Record set:
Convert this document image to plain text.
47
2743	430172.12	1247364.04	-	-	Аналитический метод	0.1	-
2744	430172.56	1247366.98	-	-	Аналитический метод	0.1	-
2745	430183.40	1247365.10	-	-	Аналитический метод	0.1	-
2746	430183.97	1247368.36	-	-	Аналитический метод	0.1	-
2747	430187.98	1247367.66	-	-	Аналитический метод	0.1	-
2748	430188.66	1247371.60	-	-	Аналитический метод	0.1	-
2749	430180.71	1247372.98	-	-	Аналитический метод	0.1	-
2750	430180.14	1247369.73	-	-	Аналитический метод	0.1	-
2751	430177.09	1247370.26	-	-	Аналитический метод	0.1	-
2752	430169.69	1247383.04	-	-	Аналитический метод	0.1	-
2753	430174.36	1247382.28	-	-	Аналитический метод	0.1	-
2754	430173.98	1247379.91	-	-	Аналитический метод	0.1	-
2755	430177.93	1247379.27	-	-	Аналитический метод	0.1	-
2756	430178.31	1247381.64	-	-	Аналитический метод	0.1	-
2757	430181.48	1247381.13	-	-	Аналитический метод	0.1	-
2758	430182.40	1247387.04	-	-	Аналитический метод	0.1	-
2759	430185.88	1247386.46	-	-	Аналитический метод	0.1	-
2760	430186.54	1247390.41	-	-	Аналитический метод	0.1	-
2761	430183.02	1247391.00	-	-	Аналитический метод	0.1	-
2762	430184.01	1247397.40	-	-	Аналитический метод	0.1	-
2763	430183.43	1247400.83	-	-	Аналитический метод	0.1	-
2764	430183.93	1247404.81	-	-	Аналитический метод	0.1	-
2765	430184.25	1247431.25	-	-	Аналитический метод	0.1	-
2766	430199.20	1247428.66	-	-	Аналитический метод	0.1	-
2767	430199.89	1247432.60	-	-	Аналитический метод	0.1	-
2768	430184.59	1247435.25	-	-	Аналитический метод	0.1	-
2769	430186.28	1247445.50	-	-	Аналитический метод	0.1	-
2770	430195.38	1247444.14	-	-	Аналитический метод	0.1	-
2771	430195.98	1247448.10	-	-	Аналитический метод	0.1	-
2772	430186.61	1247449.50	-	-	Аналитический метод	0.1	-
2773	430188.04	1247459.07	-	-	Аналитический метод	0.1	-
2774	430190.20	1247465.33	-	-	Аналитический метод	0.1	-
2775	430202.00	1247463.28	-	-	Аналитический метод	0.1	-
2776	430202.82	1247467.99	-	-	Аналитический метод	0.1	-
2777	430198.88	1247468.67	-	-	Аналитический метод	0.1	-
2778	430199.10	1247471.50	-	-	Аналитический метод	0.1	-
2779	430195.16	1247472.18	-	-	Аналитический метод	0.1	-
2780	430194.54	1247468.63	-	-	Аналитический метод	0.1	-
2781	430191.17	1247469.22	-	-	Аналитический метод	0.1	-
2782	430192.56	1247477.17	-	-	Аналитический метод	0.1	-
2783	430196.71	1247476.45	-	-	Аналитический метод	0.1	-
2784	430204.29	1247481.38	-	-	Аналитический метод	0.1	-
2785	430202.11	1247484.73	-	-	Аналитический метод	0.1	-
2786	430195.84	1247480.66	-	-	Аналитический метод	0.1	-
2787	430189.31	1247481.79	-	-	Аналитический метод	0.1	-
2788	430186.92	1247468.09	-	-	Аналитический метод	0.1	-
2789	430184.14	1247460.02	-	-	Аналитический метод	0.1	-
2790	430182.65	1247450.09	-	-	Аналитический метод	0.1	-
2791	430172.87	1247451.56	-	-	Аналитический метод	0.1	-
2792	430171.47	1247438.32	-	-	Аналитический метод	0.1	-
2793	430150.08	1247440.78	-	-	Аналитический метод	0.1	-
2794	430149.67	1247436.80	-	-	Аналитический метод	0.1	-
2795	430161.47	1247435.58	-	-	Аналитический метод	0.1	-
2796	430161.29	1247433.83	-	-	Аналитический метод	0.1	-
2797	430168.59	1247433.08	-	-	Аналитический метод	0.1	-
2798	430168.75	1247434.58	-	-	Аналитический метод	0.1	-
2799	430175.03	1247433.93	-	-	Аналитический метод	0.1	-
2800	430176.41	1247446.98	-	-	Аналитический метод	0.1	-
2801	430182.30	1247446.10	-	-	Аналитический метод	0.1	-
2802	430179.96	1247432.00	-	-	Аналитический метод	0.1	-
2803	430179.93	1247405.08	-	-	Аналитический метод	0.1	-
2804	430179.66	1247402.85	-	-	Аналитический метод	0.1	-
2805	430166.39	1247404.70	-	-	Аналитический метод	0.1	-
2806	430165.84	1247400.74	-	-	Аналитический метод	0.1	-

Task details:
Return the entries above exactly, each one complete.

Exercise answer:
Convert this document image to plain text.
47
2743	430172.12	1247364.04	-	-	Аналитический метод	0.1	-
2744	430172.56	1247366.98	-	-	Аналитический метод	0.1	-
2745	430183.40	1247365.10	-	-	Аналитический метод	0.1	-
2746	430183.97	1247368.36	-	-	Аналитический метод	0.1	-
2747	430187.98	1247367.66	-	-	Аналитический метод	0.1	-
2748	430188.66	1247371.60	-	-	Аналитический метод	0.1	-
2749	430180.71	1247372.98	-	-	Аналитический метод	0.1	-
2750	430180.14	1247369.73	-	-	Аналитический метод	0.1	-
2751	430177.09	1247370.26	-	-	Аналитический метод	0.1	-
2752	430169.69	1247383.04	-	-	Аналитический метод	0.1	-
2753	430174.36	1247382.28	-	-	Аналитический метод	0.1	-
2754	430173.98	1247379.91	-	-	Аналитический метод	0.1	-
2755	430177.93	1247379.27	-	-	Аналитический метод	0.1	-
2756	430178.31	1247381.64	-	-	Аналитический метод	0.1	-
2757	430181.48	1247381.13	-	-	Аналитический метод	0.1	-
2758	430182.40	1247387.04	-	-	Аналитический метод	0.1	-
2759	430185.88	1247386.46	-	-	Аналитический метод	0.1	-
2760	430186.54	1247390.41	-	-	Аналитический метод	0.1	-
2761	430183.02	1247391.00	-	-	Аналитический метод	0.1	-
2762	430184.01	1247397.40	-	-	Аналитический метод	0.1	-
2763	430183.43	1247400.83	-	-	Аналитический метод	0.1	-
2764	430183.93	1247404.81	-	-	Аналитический метод	0.1	-
2765	430184.25	1247431.25	-	-	Аналитический метод	0.1	-
2766	430199.20	1247428.66	-	-	Аналитический метод	0.1	-
2767	430199.89	1247432.60	-	-	Аналитический метод	0.1	-
2768	430184.59	1247435.25	-	-	Аналитический метод	0.1	-
2769	430186.28	1247445.50	-	-	Аналитический метод	0.1	-
2770	430195.38	1247444.14	-	-	Аналитический метод	0.1	-
2771	430195.98	1247448.10	-	-	Аналитический метод	0.1	-
2772	430186.61	1247449.50	-	-	Аналитический метод	0.1	-
2773	430188.04	1247459.07	-	-	Аналитический метод	0.1	-
2774	430190.20	1247465.33	-	-	Аналитический метод	0.1	-
2775	430202.00	1247463.28	-	-	Аналитический метод	0.1	-
2776	430202.82	1247467.99	-	-	Аналитический метод	0.1	-
2777	430198.88	1247468.67	-	-	Аналитический метод	0.1	-
2778	430199.10	1247471.50	-	-	Аналитический метод	0.1	-
2779	430195.16	1247472.18	-	-	Аналитический метод	0.1	-
2780	430194.54	1247468.63	-	-	Аналитический метод	0.1	-
2781	430191.17	1247469.22	-	-	Аналитический метод	0.1	-
2782	430192.56	1247477.17	-	-	Аналитический метод	0.1	-
2783	430196.71	1247476.45	-	-	Аналитический метод	0.1	-
2784	430204.29	1247481.38	-	-	Аналитический метод	0.1	-
2785	430202.11	1247484.73	-	-	Аналитический метод	0.1	-
2786	430195.84	1247480.66	-	-	Аналитический метод	0.1	-
2787	430189.31	1247481.79	-	-	Аналитический метод	0.1	-
2788	430186.92	1247468.09	-	-	Аналитический метод	0.1	-
2789	430184.14	1247460.02	-	-	Аналитический метод	0.1	-
2790	430182.65	1247450.09	-	-	Аналитический метод	0.1	-
2791	430172.87	1247451.56	-	-	Аналитический метод	0.1	-
2792	430171.47	1247438.32	-	-	Аналитический метод	0.1	-
2793	430150.08	1247440.78	-	-	Аналитический метод	0.1	-
2794	430149.67	1247436.80	-	-	Аналитический метод	0.1	-
2795	430161.47	1247435.58	-	-	Аналитический метод	0.1	-
2796	430161.29	1247433.83	-	-	Аналитический метод	0.1	-
2797	430168.59	1247433.08	-	-	Аналитический метод	0.1	-
2798	430168.75	1247434.58	-	-	Аналитический метод	0.1	-
2799	430175.03	1247433.93	-	-	Аналитический метод	0.1	-
2800	430176.41	1247446.98	-	-	Аналитический метод	0.1	-
2801	430182.30	1247446.10	-	-	Аналитический метод	0.1	-
2802	430179.96	1247432.00	-	-	Аналитический метод	0.1	-
2803	430179.93	1247405.08	-	-	Аналитический метод	0.1	-
2804	430179.66	1247402.85	-	-	Аналитический метод	0.1	-
2805	430166.39	1247404.70	-	-	Аналитический метод	0.1	-
2806	430165.84	1247400.74	-	-	Аналитический метод	0.1	-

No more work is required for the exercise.